■ Given task:
Filter the records below for the word "文段出处". Copy each line that holds it.

■ Rows:
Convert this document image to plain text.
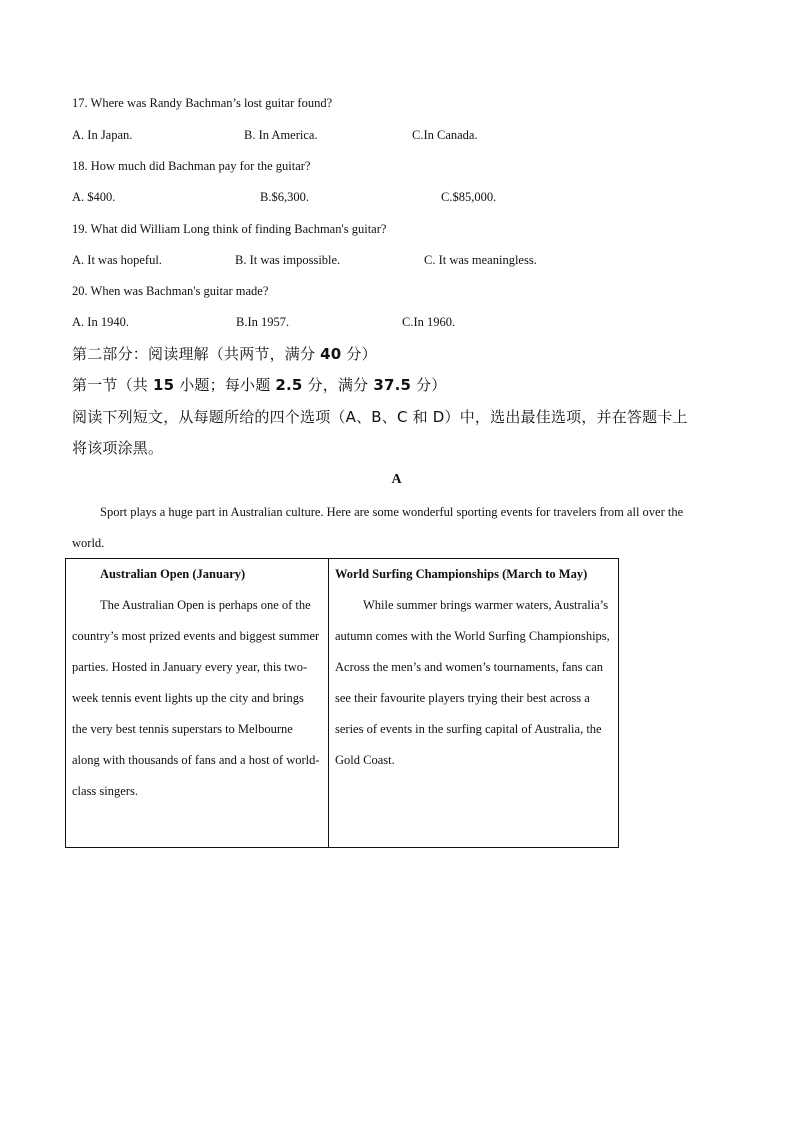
17. Where was Randy Bachman’s lost guitar found?
A. In Japan.	B. In America.	C.In Canada.
18. How much did Bachman pay for the guitar?
A. $400.	B.$6,300.	C.$85,000.
19. What did William Long think of finding Bachman's guitar?
A. It was hopeful.	B. It was impossible.	C. It was meaningless.
20. When was Bachman's guitar made?
A. In 1940.	B.In 1957.	C.In 1960.
第二部分：阅读理解（共两节，满分 40 分）
第一节（共 15 小题；每小题 2.5 分，满分 37.5 分）
阅读下列短文，从每题所给的四个选项（A、B、C 和 D）中，选出最佳选项，并在答题卡上
将该项涂黑。
A
Sport plays a huge part in Australian culture. Here are some wonderful sporting events for travelers from all over the world.
Australian Open (January)
The Australian Open is perhaps one of the country’s most prized events and biggest summer parties. Hosted in January every year, this two-week tennis event lights up the city and brings the very best tennis superstars to Melbourne along with thousands of fans and a host of world-class singers.
World Surfing Championships (March to May)
While summer brings warmer waters, Australia’s autumn comes with the World Surfing Championships, Across the men’s and women’s tournaments, fans can see their favourite players trying their best across a series of events in the surfing capital of Australia, the Gold Coast.
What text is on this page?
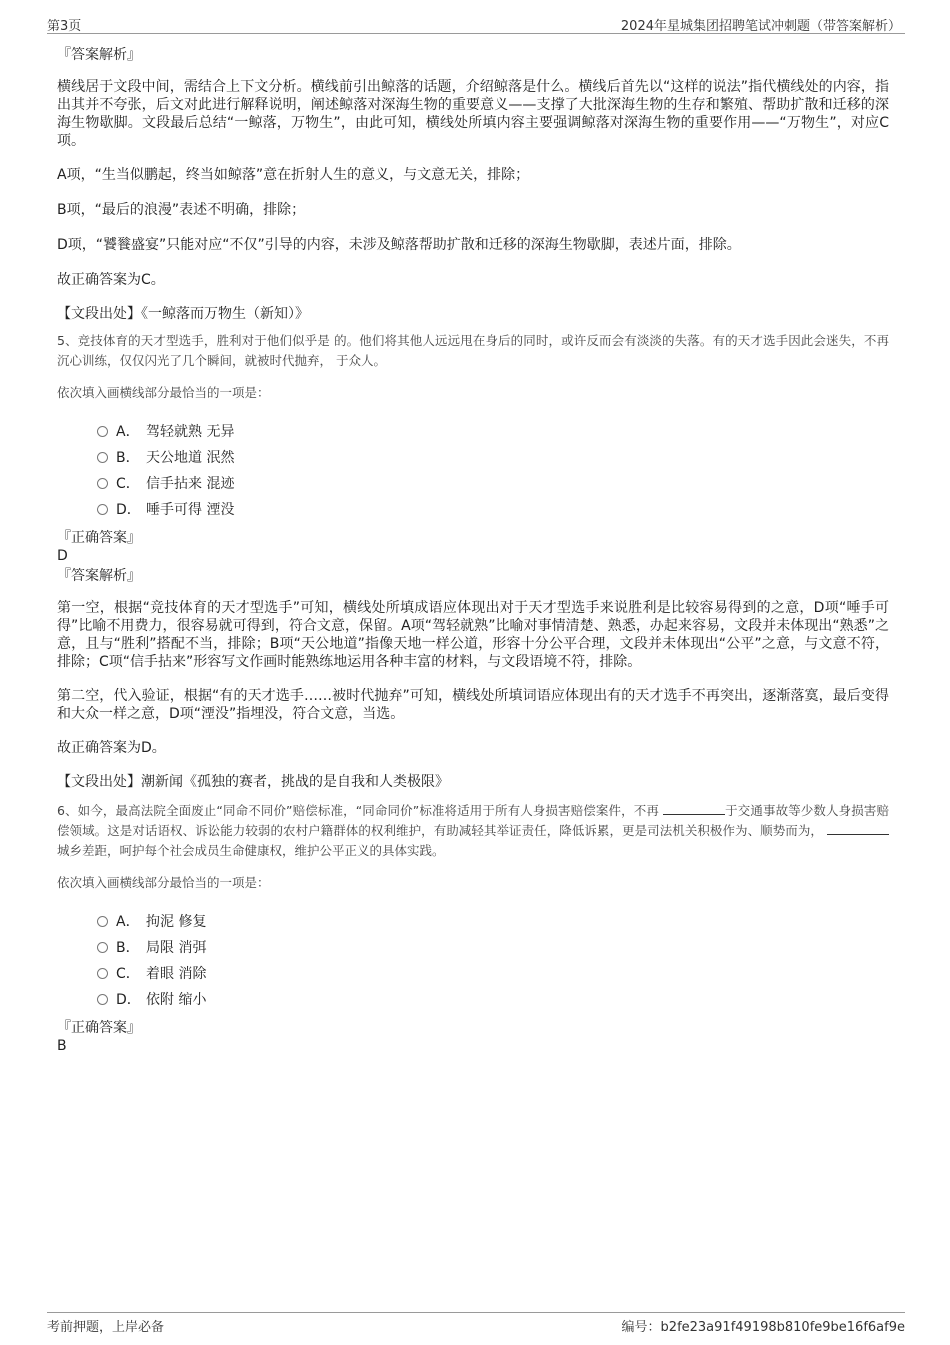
第3页	2024年星城集团招聘笔试冲刺题（带答案解析）
『答案解析』

横线居于文段中间，需结合上下文分析。横线前引出鲸落的话题，介绍鲸落是什么。横线后首先以“这样的说法”指代横线处的内容，指出其并不夸张，后文对此进行解释说明，阐述鲸落对深海生物的重要意义——支撑了大批深海生物的生存和繁殖、帮助扩散和迁移的深海生物歇脚。文段最后总结“一鲸落，万物生”，由此可知，横线处所填内容主要强调鲸落对深海生物的重要作用——“万物生”，对应C项。

A项，“生当似鹏起，终当如鲸落”意在折射人生的意义，与文意无关，排除；

B项，“最后的浪漫”表述不明确，排除；

D项，“饕餮盛宴”只能对应“不仅”引导的内容，未涉及鲸落帮助扩散和迁移的深海生物歇脚，表述片面，排除。

故正确答案为C。

【文段出处】《一鲸落而万物生（新知）》

5、竞技体育的天才型选手，胜利对于他们似乎是 的。他们将其他人远远甩在身后的同时，或许反而会有淡淡的失落。有的天才选手因此会迷失，不再沉心训练，仅仅闪光了几个瞬间，就被时代抛弃， 于众人。

依次填入画横线部分最恰当的一项是：

A． 驾轻就熟 无异
B． 天公地道 泯然
C． 信手拈来 混迹
D． 唾手可得 湮没
『正确答案』
D
『答案解析』

第一空，根据“竞技体育的天才型选手”可知，横线处所填成语应体现出对于天才型选手来说胜利是比较容易得到的之意，D项“唾手可得”比喻不用费力，很容易就可得到，符合文意，保留。A项“驾轻就熟”比喻对事情清楚、熟悉，办起来容易，文段并未体现出“熟悉”之意，且与“胜利”搭配不当，排除；B项“天公地道”指像天地一样公道，形容十分公平合理，文段并未体现出“公平”之意，与文意不符，排除；C项“信手拈来”形容写文作画时能熟练地运用各种丰富的材料，与文段语境不符，排除。

第二空，代入验证，根据“有的天才选手……被时代抛弃”可知，横线处所填词语应体现出有的天才选手不再突出，逐渐落寞，最后变得和大众一样之意，D项“湮没”指埋没，符合文意，当选。

故正确答案为D。

【文段出处】潮新闻《孤独的赛者，挑战的是自我和人类极限》

6、如今，最高法院全面废止“同命不同价”赔偿标准，“同命同价”标准将适用于所有人身损害赔偿案件，不再	于交通事故等少数人身损害赔偿领域。这是对话语权、诉讼能力较弱的农村户籍群体的权利维护，有助减轻其举证责任，降低诉累，更是司法机关积极作为、顺势而为， 城乡差距，呵护每个社会成员生命健康权，维护公平正义的具体实践。

依次填入画横线部分最恰当的一项是：

A． 拘泥 修复
B． 局限 消弭
C． 着眼 消除
D． 依附 缩小
『正确答案』
B
考前押题，上岸必备	编号：b2fe23a91f49198b810fe9be16f6af9e
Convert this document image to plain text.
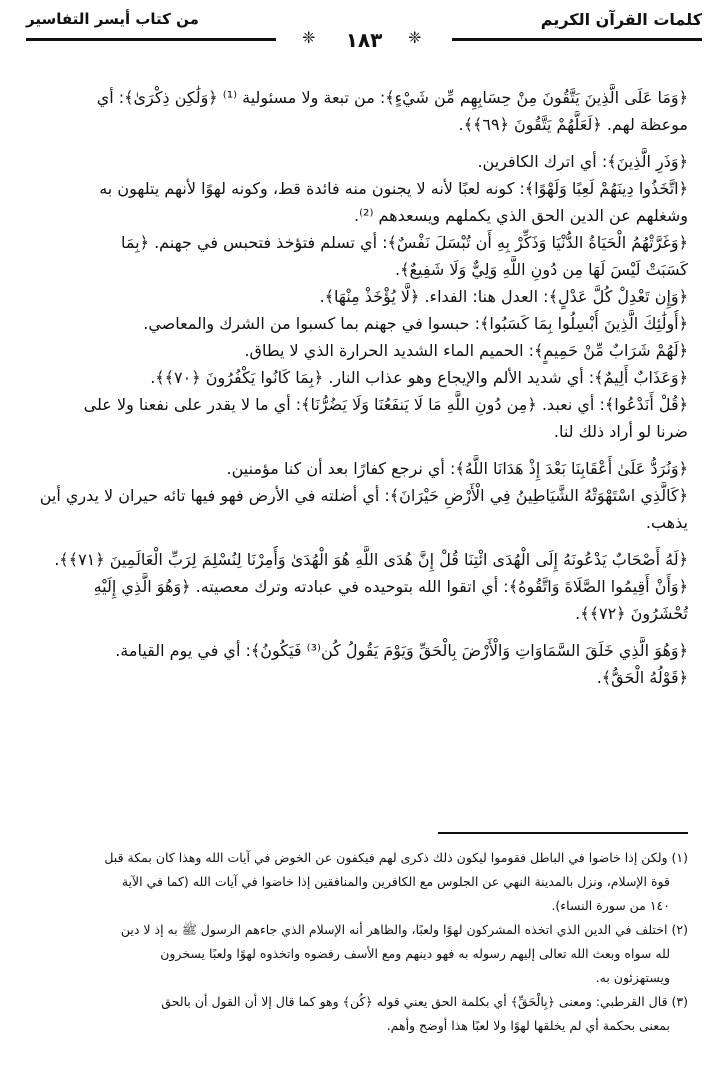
كلمات القرآن الكريم
من كتاب أيسر التفاسير
❈ ١٨٣ ❈
﴿وَمَا عَلَى الَّذِينَ يَتَّقُونَ مِنْ حِسَابِهِم مِّن شَيْءٍ﴾: من تبعة ولا مسئولية ⁽¹⁾ ﴿وَلَٰكِن ذِكْرَىٰ﴾: أي
موعظة لهم. ﴿لَعَلَّهُمْ يَتَّقُونَ ﴿٦٩﴾﴾.
﴿وَذَرِ الَّذِينَ﴾: أي اترك الكافرين.
﴿اتَّخَذُوا دِينَهُمْ لَعِبًا وَلَهْوًا﴾: كونه لعبًا لأنه لا يجنون منه فائدة قط، وكونه لهوًا لأنهم يتلهون به
وشغلهم عن الدين الحق الذي يكملهم ويسعدهم ⁽²⁾.
﴿وَغَرَّتْهُمُ الْحَيَاةُ الدُّنْيَا وَذَكِّرْ بِهِ أَن تُبْسَلَ نَفْسٌ﴾: أي تسلم فتؤخذ فتحبس في جهنم. ﴿بِمَا
كَسَبَتْ لَيْسَ لَهَا مِن دُونِ اللَّهِ وَلِيٌّ وَلَا شَفِيعٌ﴾.
﴿وَإِن تَعْدِلْ كُلَّ عَدْلٍ﴾: العدل هنا: الفداء. ﴿لَّا يُؤْخَذْ مِنْهَا﴾.
﴿أُولَٰئِكَ الَّذِينَ أُبْسِلُوا بِمَا كَسَبُوا﴾: حبسوا في جهنم بما كسبوا من الشرك والمعاصي.
﴿لَهُمْ شَرَابٌ مِّنْ حَمِيمٍ﴾: الحميم الماء الشديد الحرارة الذي لا يطاق.
﴿وَعَذَابٌ أَلِيمٌ﴾: أي شديد الألم والإيجاع وهو عذاب النار. ﴿بِمَا كَانُوا يَكْفُرُونَ ﴿٧٠﴾﴾.
﴿قُلْ أَنَدْعُوا﴾: أي نعبد. ﴿مِن دُونِ اللَّهِ مَا لَا يَنفَعُنَا وَلَا يَضُرُّنَا﴾: أي ما لا يقدر على نفعنا ولا على
ضرنا لو أراد ذلك لنا.
﴿وَنُرَدُّ عَلَىٰ أَعْقَابِنَا بَعْدَ إِذْ هَدَانَا اللَّهُ﴾: أي نرجع كفارًا بعد أن كنا مؤمنين.
﴿كَالَّذِي اسْتَهْوَتْهُ الشَّيَاطِينُ فِي الْأَرْضِ حَيْرَانَ﴾: أي أضلته في الأرض فهو فيها تائه حيران لا يدري أين
يذهب.
﴿لَهُ أَصْحَابٌ يَدْعُونَهُ إِلَى الْهُدَى ائْتِنَا قُلْ إِنَّ هُدَى اللَّهِ هُوَ الْهُدَىٰ وَأُمِرْنَا لِنُسْلِمَ لِرَبِّ الْعَالَمِينَ ﴿٧١﴾﴾.
﴿وَأَنْ أَقِيمُوا الصَّلَاةَ وَاتَّقُوهُ﴾: أي اتقوا الله بتوحيده في عبادته وترك معصيته. ﴿وَهُوَ الَّذِي إِلَيْهِ
تُحْشَرُونَ ﴿٧٢﴾﴾.
﴿وَهُوَ الَّذِي خَلَقَ السَّمَاوَاتِ وَالْأَرْضَ بِالْحَقِّ وَيَوْمَ يَقُولُ كُن⁽³⁾ فَيَكُونُ﴾: أي في يوم القيامة.
﴿قَوْلُهُ الْحَقُّ﴾.
(١) ولكن إذا خاضوا في الباطل فقوموا ليكون ذلك ذكرى لهم فيكفون عن الخوض في آيات الله وهذا كان بمكة قبل
قوة الإسلام، ونزل بالمدينة النهي عن الجلوس مع الكافرين والمنافقين إذا خاضوا في آيات الله (كما في الآية
١٤٠ من سورة النساء).
(٢) اختلف في الدين الذي اتخذه المشركون لهوًا ولعبًا، والظاهر أنه الإسلام الذي جاءهم الرسول ﷺ به إذ لا دين
لله سواه وبعث الله تعالى إليهم رسوله به فهو دينهم ومع الأسف رفضوه واتخذوه لهوًا ولعبًا يسخرون
ويستهزئون به.
(٣) قال القرطبي: ومعنى ﴿بِالْحَقِّ﴾ أي بكلمة الحق يعني قوله ﴿كُن﴾ وهو كما قال إلا أن القول أن بالحق
بمعنى بحكمة أي لم يخلقها لهوًا ولا لعبًا هذا أوضح وأهم.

■ Full solution:
【文段出处】《一鲸落而万物生（新知）》
【文段出处】潮新闻《孤独的赛者，挑战的是自我和人类极限》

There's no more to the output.